(Consegna 1): Copia dal testo sulle microplastiche nel Mediterraneo tutto ciò che va da "Non c’è da stupirsi, perché" fino a "plastica per chilometro quadrato.".
(Consegna 2):
Rispondi a queste domande sul testo sulle microplastiche nel Mediterraneo:
(a) In quante specie di pesci l'Ispra ha trovato microplastiche?
(b) Quante tonnellate di plastica finiscono ogni giorno nel Mediterraneo?
(c) Che posto occupa l'Italia tra i paesi più inquinanti del bacino?
(Consegna 3): Quali numeri scritti in cifre compaiono nel testo sulle microplastiche nel Mediterraneo? Elencali tutti nell'ordine in cui si presentano.

(Testo fornito):
%%

La concentrazione di microplastiche nel mar Mediterraneo è tra le più alte al mondo – 1,2 milioni per chilometro quadrato. L’Ispra (Istituto superiore per la protezione e la ricerca ambientale) le ha trovate in 121 specie di pesci, dato confermato da un altro studio condotto sui grandi pelagici, primo fra tutti il pescespada: il 18 per cento degli esemplari aveva rifiuti plastici nel tratto gastrointestinale.
Non c’è da stupirsi, perché ogni giorno nel Mediterraneo finiscono 731 tonnellate di plastica – cifra che potrebbe più che raddoppiare entro il 2025 – e di queste, 90 sono prodotte dall’Italia che è il terzo paese più inquinante del bacino. In base ai dati del programma delle Nazioni Unite per l’ambiente (Unep), sui fondali si troverebbero, in alcuni tratti, fino a 100mila pezzi di plastica per chilometro quadrato.

%%

Dati tratti da un dataset:
%%

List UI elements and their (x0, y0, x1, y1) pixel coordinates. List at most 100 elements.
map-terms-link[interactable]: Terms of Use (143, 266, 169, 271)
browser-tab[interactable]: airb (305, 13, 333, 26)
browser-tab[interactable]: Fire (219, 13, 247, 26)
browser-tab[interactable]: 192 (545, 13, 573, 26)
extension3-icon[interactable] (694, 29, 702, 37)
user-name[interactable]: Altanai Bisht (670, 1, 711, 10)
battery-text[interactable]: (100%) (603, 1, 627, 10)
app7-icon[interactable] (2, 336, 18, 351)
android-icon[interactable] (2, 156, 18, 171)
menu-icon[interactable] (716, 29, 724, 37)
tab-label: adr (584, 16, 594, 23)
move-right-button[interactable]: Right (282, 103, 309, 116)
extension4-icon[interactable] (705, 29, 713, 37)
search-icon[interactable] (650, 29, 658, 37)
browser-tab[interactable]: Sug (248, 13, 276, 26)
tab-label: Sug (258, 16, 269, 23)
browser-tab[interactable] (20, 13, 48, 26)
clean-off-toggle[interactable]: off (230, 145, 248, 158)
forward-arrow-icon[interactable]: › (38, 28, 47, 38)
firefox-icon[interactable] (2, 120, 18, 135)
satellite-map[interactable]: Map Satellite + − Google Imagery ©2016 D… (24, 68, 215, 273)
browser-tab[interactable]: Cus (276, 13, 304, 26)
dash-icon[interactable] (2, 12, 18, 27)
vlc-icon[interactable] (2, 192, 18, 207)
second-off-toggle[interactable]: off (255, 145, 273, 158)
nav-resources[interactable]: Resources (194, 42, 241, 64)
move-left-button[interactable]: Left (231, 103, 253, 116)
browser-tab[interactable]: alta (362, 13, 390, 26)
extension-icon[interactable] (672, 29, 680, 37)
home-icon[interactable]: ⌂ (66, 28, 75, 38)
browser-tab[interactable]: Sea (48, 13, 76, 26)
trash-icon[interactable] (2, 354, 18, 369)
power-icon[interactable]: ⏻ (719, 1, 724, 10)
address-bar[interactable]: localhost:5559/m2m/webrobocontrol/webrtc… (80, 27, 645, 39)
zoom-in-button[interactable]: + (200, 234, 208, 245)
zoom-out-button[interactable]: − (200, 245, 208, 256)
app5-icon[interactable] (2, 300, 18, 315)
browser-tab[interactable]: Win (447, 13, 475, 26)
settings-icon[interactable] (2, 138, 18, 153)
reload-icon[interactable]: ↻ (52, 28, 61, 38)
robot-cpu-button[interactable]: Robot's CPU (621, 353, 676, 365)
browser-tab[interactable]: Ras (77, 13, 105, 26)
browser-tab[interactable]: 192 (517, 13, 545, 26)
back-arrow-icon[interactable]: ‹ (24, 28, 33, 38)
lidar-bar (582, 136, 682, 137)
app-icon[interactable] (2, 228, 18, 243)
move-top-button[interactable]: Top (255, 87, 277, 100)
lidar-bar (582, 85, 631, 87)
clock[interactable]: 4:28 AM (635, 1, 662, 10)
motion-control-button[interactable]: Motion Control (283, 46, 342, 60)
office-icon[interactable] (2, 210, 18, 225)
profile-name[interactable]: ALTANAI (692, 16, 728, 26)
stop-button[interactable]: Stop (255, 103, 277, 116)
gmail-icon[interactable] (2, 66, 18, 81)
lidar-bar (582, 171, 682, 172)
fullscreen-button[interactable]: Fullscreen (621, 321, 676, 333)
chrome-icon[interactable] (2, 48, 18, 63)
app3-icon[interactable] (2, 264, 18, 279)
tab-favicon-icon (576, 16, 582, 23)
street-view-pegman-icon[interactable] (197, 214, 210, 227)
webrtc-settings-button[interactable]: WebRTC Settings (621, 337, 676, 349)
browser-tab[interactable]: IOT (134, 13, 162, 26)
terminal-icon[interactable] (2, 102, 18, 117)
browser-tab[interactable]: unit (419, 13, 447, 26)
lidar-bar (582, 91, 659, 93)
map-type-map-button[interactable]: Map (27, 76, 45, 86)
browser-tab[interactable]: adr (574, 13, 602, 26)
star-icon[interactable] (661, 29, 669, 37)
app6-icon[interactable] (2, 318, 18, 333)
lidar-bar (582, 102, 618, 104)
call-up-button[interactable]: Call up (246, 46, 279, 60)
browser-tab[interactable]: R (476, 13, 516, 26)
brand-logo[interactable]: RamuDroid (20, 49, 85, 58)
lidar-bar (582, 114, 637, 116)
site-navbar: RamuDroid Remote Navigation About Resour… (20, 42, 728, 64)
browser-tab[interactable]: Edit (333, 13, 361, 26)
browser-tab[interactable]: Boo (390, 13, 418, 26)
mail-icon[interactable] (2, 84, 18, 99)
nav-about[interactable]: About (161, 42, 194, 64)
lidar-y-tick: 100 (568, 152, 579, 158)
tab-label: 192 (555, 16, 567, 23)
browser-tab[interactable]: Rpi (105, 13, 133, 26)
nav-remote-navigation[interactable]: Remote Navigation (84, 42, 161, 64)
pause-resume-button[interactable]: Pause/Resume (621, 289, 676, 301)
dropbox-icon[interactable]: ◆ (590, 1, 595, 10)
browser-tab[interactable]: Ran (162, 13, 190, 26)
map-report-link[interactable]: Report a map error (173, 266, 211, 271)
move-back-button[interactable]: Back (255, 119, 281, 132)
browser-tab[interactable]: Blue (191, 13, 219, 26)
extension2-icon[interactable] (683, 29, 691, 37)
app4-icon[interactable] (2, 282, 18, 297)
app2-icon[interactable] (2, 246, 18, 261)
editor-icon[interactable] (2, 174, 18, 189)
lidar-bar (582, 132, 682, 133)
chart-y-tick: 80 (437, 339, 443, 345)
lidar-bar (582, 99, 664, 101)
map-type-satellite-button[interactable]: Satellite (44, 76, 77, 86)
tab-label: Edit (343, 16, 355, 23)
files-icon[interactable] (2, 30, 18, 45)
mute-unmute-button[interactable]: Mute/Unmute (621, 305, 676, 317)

%%

(Soluzione svolta 1):
Non c’è da stupirsi, perché ogni giorno nel Mediterraneo finiscono 731 tonnellate di plastica – cifra che potrebbe più che raddoppiare entro il 2025 – e di queste, 90 sono prodotte dall’Italia che è il terzo paese più inquinante del bacino. In base ai dati del programma delle Nazioni Unite per l’ambiente (Unep), sui fondali si troverebbero, in alcuni tratti, fino a 100mila pezzi di plastica per chilometro quadrato.

(Soluzione svolta 2):
(a) In 121 specie.
(b) 731 tonnellate.
(c) Il terzo.

(Soluzione svolta 3):
- 1,2 milioni
- 121
- 18 per cento
- 731
- 2025
- 90
- 100mila